Lines containing the word "ourselves" are to be located and copied.
-- START OF Material for this task --
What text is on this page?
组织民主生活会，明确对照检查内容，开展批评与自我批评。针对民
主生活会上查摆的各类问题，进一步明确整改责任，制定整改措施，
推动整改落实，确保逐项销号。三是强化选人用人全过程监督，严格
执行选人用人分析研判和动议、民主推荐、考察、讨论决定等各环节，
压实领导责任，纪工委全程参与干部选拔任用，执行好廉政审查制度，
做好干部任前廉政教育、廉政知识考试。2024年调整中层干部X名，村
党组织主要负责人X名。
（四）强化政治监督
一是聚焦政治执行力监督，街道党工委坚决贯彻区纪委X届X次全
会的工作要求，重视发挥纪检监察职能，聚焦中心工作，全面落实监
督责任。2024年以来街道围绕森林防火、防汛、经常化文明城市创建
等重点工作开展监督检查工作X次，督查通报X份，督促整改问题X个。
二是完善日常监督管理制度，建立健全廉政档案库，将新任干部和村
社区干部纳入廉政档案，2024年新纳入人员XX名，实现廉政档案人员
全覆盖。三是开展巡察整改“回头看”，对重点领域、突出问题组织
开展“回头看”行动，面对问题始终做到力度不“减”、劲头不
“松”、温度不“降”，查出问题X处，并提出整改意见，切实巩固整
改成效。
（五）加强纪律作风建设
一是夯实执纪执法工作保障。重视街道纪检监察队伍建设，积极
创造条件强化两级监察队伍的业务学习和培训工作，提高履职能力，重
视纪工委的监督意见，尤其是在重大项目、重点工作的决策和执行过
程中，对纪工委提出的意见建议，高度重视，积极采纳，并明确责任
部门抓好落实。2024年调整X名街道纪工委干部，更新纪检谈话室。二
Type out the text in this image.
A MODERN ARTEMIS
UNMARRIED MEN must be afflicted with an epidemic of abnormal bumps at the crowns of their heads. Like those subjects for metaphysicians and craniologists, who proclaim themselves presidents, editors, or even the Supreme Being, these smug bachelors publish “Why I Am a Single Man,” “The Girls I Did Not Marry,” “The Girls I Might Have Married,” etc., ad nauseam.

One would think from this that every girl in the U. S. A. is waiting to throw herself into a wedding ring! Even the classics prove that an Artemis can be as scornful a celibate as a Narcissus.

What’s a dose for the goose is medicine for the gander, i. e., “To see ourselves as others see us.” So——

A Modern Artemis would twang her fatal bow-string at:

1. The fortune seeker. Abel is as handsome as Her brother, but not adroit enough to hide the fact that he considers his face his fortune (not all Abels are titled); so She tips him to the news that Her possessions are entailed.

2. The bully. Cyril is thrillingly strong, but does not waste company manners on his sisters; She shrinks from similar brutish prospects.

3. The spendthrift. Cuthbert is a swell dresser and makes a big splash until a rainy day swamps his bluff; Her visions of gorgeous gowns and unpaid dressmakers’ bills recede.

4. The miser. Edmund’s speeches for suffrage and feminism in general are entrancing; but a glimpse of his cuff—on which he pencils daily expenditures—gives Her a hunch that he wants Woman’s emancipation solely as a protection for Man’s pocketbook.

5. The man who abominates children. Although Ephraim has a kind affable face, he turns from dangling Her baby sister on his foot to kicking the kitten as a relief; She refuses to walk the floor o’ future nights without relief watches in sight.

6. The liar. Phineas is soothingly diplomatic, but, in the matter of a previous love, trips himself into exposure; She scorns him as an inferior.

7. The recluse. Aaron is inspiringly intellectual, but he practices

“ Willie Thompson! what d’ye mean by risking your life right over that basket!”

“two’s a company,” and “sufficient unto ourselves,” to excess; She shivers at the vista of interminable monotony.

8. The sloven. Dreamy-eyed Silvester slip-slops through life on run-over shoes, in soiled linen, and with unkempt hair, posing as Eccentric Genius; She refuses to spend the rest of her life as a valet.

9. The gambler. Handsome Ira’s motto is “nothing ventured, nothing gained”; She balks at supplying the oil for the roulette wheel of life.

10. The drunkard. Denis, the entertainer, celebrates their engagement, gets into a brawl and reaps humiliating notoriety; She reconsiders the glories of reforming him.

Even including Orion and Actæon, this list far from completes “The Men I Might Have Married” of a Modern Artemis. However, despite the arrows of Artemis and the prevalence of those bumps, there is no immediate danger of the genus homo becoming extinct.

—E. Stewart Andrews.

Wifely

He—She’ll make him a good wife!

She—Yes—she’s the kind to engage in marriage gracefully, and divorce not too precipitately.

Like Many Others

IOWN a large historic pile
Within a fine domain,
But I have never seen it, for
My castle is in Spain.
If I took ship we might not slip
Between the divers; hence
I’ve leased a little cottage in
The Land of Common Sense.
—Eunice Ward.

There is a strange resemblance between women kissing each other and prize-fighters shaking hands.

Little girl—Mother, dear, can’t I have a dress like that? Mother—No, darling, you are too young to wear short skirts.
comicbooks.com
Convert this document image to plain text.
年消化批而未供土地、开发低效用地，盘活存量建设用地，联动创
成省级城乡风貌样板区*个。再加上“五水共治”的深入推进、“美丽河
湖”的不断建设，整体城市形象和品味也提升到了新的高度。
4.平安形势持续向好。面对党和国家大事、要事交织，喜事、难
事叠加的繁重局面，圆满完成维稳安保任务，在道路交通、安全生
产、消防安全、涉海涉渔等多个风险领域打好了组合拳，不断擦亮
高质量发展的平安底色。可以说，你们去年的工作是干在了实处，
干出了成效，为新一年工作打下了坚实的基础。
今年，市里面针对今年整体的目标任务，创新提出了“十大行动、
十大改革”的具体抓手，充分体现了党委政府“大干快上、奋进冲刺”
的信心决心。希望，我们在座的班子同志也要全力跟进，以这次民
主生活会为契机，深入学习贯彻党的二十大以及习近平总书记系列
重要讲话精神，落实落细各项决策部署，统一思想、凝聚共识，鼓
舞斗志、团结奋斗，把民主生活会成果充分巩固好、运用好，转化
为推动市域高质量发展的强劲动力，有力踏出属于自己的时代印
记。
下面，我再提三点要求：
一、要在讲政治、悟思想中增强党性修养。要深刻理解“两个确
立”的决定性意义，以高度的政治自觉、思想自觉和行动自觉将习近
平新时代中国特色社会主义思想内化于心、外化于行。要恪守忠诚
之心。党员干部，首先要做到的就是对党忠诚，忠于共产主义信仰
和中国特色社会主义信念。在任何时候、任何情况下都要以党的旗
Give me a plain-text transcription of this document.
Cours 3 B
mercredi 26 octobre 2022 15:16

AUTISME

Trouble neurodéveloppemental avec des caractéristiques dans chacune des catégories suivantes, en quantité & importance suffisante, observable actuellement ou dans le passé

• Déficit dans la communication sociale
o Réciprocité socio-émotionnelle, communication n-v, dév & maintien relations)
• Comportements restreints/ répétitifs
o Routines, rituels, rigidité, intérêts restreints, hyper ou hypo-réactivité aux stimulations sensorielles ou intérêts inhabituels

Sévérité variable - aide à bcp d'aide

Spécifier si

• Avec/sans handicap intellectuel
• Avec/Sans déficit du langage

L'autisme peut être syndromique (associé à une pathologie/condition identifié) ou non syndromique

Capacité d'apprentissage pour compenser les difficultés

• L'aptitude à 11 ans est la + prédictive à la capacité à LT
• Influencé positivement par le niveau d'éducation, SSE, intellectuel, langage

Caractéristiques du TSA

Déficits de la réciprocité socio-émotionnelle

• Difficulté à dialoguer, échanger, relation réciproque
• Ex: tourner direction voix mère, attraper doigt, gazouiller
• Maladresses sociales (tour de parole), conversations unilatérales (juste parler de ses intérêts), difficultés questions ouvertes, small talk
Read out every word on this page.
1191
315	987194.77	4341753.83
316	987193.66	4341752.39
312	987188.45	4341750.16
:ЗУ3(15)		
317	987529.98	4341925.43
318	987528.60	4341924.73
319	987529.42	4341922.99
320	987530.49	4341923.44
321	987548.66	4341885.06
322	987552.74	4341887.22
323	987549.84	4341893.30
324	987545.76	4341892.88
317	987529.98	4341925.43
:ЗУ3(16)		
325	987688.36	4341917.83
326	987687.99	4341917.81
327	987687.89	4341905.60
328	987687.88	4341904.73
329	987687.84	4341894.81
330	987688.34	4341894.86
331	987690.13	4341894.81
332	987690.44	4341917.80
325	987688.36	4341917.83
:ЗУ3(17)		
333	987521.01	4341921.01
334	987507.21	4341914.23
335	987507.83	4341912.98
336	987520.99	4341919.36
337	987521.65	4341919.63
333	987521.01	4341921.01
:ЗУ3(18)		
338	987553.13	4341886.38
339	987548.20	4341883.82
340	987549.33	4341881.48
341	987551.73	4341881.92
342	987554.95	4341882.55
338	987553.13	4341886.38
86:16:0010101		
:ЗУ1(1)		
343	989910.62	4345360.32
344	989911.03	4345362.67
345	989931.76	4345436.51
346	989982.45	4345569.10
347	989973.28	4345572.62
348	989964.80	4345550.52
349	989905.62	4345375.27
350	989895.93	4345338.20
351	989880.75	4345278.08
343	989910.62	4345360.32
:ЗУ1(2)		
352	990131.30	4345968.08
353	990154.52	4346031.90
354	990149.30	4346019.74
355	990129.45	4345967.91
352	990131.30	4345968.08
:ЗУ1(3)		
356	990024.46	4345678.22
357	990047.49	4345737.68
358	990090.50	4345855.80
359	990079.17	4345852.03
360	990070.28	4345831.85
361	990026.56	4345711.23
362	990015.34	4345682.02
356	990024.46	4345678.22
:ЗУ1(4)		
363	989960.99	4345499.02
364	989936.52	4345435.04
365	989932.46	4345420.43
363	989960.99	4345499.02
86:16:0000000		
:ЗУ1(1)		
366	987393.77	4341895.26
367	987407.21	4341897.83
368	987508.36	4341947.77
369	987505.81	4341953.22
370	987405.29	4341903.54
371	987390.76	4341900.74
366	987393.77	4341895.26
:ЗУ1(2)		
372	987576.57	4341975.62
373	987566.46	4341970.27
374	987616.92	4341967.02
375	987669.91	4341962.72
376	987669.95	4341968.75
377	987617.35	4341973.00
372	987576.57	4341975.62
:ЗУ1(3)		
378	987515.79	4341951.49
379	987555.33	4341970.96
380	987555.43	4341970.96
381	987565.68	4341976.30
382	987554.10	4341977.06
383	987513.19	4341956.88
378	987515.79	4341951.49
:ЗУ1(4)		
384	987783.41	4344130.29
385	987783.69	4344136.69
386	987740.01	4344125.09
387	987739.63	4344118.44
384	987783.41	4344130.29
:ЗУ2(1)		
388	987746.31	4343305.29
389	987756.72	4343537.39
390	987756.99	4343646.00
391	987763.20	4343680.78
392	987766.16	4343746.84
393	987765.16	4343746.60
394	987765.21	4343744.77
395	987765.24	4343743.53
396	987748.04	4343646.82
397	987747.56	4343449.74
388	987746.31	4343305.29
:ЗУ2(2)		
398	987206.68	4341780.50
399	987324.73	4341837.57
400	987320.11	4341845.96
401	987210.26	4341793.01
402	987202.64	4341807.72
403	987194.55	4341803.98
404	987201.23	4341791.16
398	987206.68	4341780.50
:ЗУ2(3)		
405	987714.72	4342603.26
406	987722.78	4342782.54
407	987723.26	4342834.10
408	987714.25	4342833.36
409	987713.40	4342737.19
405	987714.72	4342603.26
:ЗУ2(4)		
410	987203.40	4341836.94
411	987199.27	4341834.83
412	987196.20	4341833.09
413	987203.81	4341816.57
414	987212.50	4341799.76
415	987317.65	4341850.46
-- END OF Material for this task --
→ Exercise result:
What’s a dose for the goose is medicine for the gander, i. e., “To see ourselves as others see us.” So——
“two’s a company,” and “sufficient unto ourselves,” to excess; She shivers at the vista of interminable monotony.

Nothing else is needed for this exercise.